* Start Data shown *

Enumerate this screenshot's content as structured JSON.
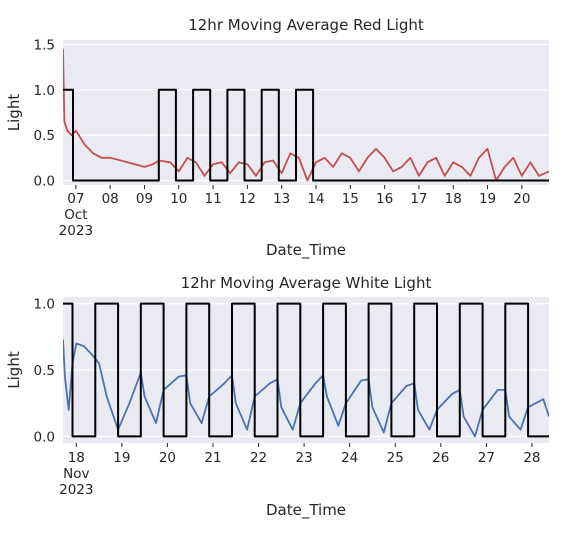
{
  "chart_data": [
    {
      "type": "line",
      "title": "12hr Moving Average Red Light",
      "xlabel": "Date_Time",
      "ylabel": "Light",
      "xlim": [
        "2023-10-06T15:00",
        "2023-10-20T19:00"
      ],
      "ylim": [
        -0.05,
        1.55
      ],
      "yticks": [
        0.0,
        0.5,
        1.0,
        1.5
      ],
      "ytick_labels": [
        "0.0",
        "0.5",
        "1.0",
        "1.5"
      ],
      "xticks": [
        {
          "x": "2023-10-07",
          "label": "07",
          "sub": [
            "Oct",
            "2023"
          ]
        },
        {
          "x": "2023-10-08",
          "label": "08"
        },
        {
          "x": "2023-10-09",
          "label": "09"
        },
        {
          "x": "2023-10-10",
          "label": "10"
        },
        {
          "x": "2023-10-11",
          "label": "11"
        },
        {
          "x": "2023-10-12",
          "label": "12"
        },
        {
          "x": "2023-10-13",
          "label": "13"
        },
        {
          "x": "2023-10-14",
          "label": "14"
        },
        {
          "x": "2023-10-15",
          "label": "15"
        },
        {
          "x": "2023-10-16",
          "label": "16"
        },
        {
          "x": "2023-10-17",
          "label": "17"
        },
        {
          "x": "2023-10-18",
          "label": "18"
        },
        {
          "x": "2023-10-19",
          "label": "19"
        },
        {
          "x": "2023-10-20",
          "label": "20"
        }
      ],
      "grid": true,
      "series": [
        {
          "color": "#c44e52",
          "x": [
            "2023-10-06T15:00",
            "2023-10-06T16:00",
            "2023-10-06T18:00",
            "2023-10-06T21:00",
            "2023-10-07T00:00",
            "2023-10-07T06:00",
            "2023-10-07T12:00",
            "2023-10-07T18:00",
            "2023-10-08T00:00",
            "2023-10-08T12:00",
            "2023-10-09T00:00",
            "2023-10-09T06:00",
            "2023-10-09T10:00",
            "2023-10-09T18:00",
            "2023-10-10T00:00",
            "2023-10-10T06:00",
            "2023-10-10T12:00",
            "2023-10-10T18:00",
            "2023-10-11T00:00",
            "2023-10-11T06:00",
            "2023-10-11T12:00",
            "2023-10-11T18:00",
            "2023-10-12T00:00",
            "2023-10-12T06:00",
            "2023-10-12T12:00",
            "2023-10-12T18:00",
            "2023-10-13T00:00",
            "2023-10-13T06:00",
            "2023-10-13T12:00",
            "2023-10-13T18:00",
            "2023-10-14T00:00",
            "2023-10-14T06:00",
            "2023-10-14T12:00",
            "2023-10-14T18:00",
            "2023-10-15T00:00",
            "2023-10-15T06:00",
            "2023-10-15T12:00",
            "2023-10-15T18:00",
            "2023-10-16T00:00",
            "2023-10-16T06:00",
            "2023-10-16T12:00",
            "2023-10-16T18:00",
            "2023-10-17T00:00",
            "2023-10-17T06:00",
            "2023-10-17T12:00",
            "2023-10-17T18:00",
            "2023-10-18T00:00",
            "2023-10-18T06:00",
            "2023-10-18T12:00",
            "2023-10-18T18:00",
            "2023-10-19T00:00",
            "2023-10-19T06:00",
            "2023-10-19T12:00",
            "2023-10-19T18:00",
            "2023-10-20T00:00",
            "2023-10-20T06:00",
            "2023-10-20T12:00",
            "2023-10-20T19:00"
          ],
          "y": [
            1.45,
            0.65,
            0.55,
            0.5,
            0.55,
            0.4,
            0.3,
            0.25,
            0.25,
            0.2,
            0.15,
            0.18,
            0.22,
            0.2,
            0.1,
            0.25,
            0.2,
            0.05,
            0.18,
            0.2,
            0.08,
            0.2,
            0.18,
            0.05,
            0.2,
            0.22,
            0.08,
            0.3,
            0.25,
            0.0,
            0.2,
            0.25,
            0.15,
            0.3,
            0.25,
            0.1,
            0.25,
            0.35,
            0.25,
            0.1,
            0.15,
            0.25,
            0.05,
            0.2,
            0.25,
            0.05,
            0.2,
            0.15,
            0.05,
            0.25,
            0.35,
            0.0,
            0.15,
            0.25,
            0.05,
            0.2,
            0.05,
            0.1
          ]
        },
        {
          "color": "#000000",
          "x": [
            "2023-10-06T15:00",
            "2023-10-06T22:00",
            "2023-10-06T22:00",
            "2023-10-09T10:00",
            "2023-10-09T10:00",
            "2023-10-09T22:00",
            "2023-10-09T22:00",
            "2023-10-10T10:00",
            "2023-10-10T10:00",
            "2023-10-10T22:00",
            "2023-10-10T22:00",
            "2023-10-11T10:00",
            "2023-10-11T10:00",
            "2023-10-11T22:00",
            "2023-10-11T22:00",
            "2023-10-12T10:00",
            "2023-10-12T10:00",
            "2023-10-12T22:00",
            "2023-10-12T22:00",
            "2023-10-13T10:00",
            "2023-10-13T10:00",
            "2023-10-13T22:00",
            "2023-10-13T22:00",
            "2023-10-20T19:00"
          ],
          "y": [
            1,
            1,
            0,
            0,
            1,
            1,
            0,
            0,
            1,
            1,
            0,
            0,
            1,
            1,
            0,
            0,
            1,
            1,
            0,
            0,
            1,
            1,
            0,
            0
          ]
        }
      ]
    },
    {
      "type": "line",
      "title": "12hr Moving Average White Light",
      "xlabel": "Date_Time",
      "ylabel": "Light",
      "xlim": [
        "2023-11-17T17:00",
        "2023-11-28T09:00"
      ],
      "ylim": [
        -0.05,
        1.05
      ],
      "yticks": [
        0.0,
        0.5,
        1.0
      ],
      "ytick_labels": [
        "0.0",
        "0.5",
        "1.0"
      ],
      "xticks": [
        {
          "x": "2023-11-18",
          "label": "18",
          "sub": [
            "Nov",
            "2023"
          ]
        },
        {
          "x": "2023-11-19",
          "label": "19"
        },
        {
          "x": "2023-11-20",
          "label": "20"
        },
        {
          "x": "2023-11-21",
          "label": "21"
        },
        {
          "x": "2023-11-22",
          "label": "22"
        },
        {
          "x": "2023-11-23",
          "label": "23"
        },
        {
          "x": "2023-11-24",
          "label": "24"
        },
        {
          "x": "2023-11-25",
          "label": "25"
        },
        {
          "x": "2023-11-26",
          "label": "26"
        },
        {
          "x": "2023-11-27",
          "label": "27"
        },
        {
          "x": "2023-11-28",
          "label": "28"
        }
      ],
      "grid": true,
      "series": [
        {
          "color": "#4c72b0",
          "x": [
            "2023-11-17T17:00",
            "2023-11-17T18:00",
            "2023-11-17T20:00",
            "2023-11-17T22:00",
            "2023-11-18T00:00",
            "2023-11-18T04:00",
            "2023-11-18T08:00",
            "2023-11-18T12:00",
            "2023-11-18T16:00",
            "2023-11-18T22:00",
            "2023-11-19T04:00",
            "2023-11-19T10:00",
            "2023-11-19T12:00",
            "2023-11-19T18:00",
            "2023-11-19T22:00",
            "2023-11-20T06:00",
            "2023-11-20T10:00",
            "2023-11-20T12:00",
            "2023-11-20T18:00",
            "2023-11-20T22:00",
            "2023-11-21T06:00",
            "2023-11-21T10:00",
            "2023-11-21T12:00",
            "2023-11-21T18:00",
            "2023-11-21T22:00",
            "2023-11-22T06:00",
            "2023-11-22T10:00",
            "2023-11-22T12:00",
            "2023-11-22T18:00",
            "2023-11-22T22:00",
            "2023-11-23T06:00",
            "2023-11-23T10:00",
            "2023-11-23T12:00",
            "2023-11-23T18:00",
            "2023-11-23T22:00",
            "2023-11-24T06:00",
            "2023-11-24T10:00",
            "2023-11-24T12:00",
            "2023-11-24T18:00",
            "2023-11-24T22:00",
            "2023-11-25T06:00",
            "2023-11-25T10:00",
            "2023-11-25T12:00",
            "2023-11-25T18:00",
            "2023-11-25T22:00",
            "2023-11-26T06:00",
            "2023-11-26T10:00",
            "2023-11-26T12:00",
            "2023-11-26T18:00",
            "2023-11-26T22:00",
            "2023-11-27T06:00",
            "2023-11-27T10:00",
            "2023-11-27T12:00",
            "2023-11-27T18:00",
            "2023-11-27T22:00",
            "2023-11-28T06:00",
            "2023-11-28T09:00"
          ],
          "y": [
            0.73,
            0.45,
            0.2,
            0.55,
            0.7,
            0.68,
            0.62,
            0.55,
            0.3,
            0.05,
            0.25,
            0.48,
            0.3,
            0.1,
            0.35,
            0.45,
            0.46,
            0.25,
            0.1,
            0.3,
            0.4,
            0.46,
            0.25,
            0.05,
            0.3,
            0.4,
            0.43,
            0.22,
            0.05,
            0.25,
            0.4,
            0.46,
            0.3,
            0.08,
            0.25,
            0.42,
            0.43,
            0.22,
            0.03,
            0.25,
            0.38,
            0.4,
            0.2,
            0.05,
            0.2,
            0.32,
            0.35,
            0.15,
            0.0,
            0.2,
            0.35,
            0.35,
            0.15,
            0.05,
            0.22,
            0.28,
            0.15
          ]
        },
        {
          "color": "#000000",
          "x": [
            "2023-11-17T17:00",
            "2023-11-17T22:00",
            "2023-11-17T22:00",
            "2023-11-18T10:00",
            "2023-11-18T10:00",
            "2023-11-18T22:00",
            "2023-11-18T22:00",
            "2023-11-19T10:00",
            "2023-11-19T10:00",
            "2023-11-19T22:00",
            "2023-11-19T22:00",
            "2023-11-20T10:00",
            "2023-11-20T10:00",
            "2023-11-20T22:00",
            "2023-11-20T22:00",
            "2023-11-21T10:00",
            "2023-11-21T10:00",
            "2023-11-21T22:00",
            "2023-11-21T22:00",
            "2023-11-22T10:00",
            "2023-11-22T10:00",
            "2023-11-22T22:00",
            "2023-11-22T22:00",
            "2023-11-23T10:00",
            "2023-11-23T10:00",
            "2023-11-23T22:00",
            "2023-11-23T22:00",
            "2023-11-24T10:00",
            "2023-11-24T10:00",
            "2023-11-24T22:00",
            "2023-11-24T22:00",
            "2023-11-25T10:00",
            "2023-11-25T10:00",
            "2023-11-25T22:00",
            "2023-11-25T22:00",
            "2023-11-26T10:00",
            "2023-11-26T10:00",
            "2023-11-26T22:00",
            "2023-11-26T22:00",
            "2023-11-27T10:00",
            "2023-11-27T10:00",
            "2023-11-27T22:00",
            "2023-11-27T22:00",
            "2023-11-28T09:00"
          ],
          "y": [
            1,
            1,
            0,
            0,
            1,
            1,
            0,
            0,
            1,
            1,
            0,
            0,
            1,
            1,
            0,
            0,
            1,
            1,
            0,
            0,
            1,
            1,
            0,
            0,
            1,
            1,
            0,
            0,
            1,
            1,
            0,
            0,
            1,
            1,
            0,
            0,
            1,
            1,
            0,
            0,
            1,
            1,
            0,
            0
          ]
        }
      ]
    }
  ]
}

* End Data shown *

**Problem requirements:**
Report the number of lines in the listing above that include the word "title", and nothing else.

**Task result:**
2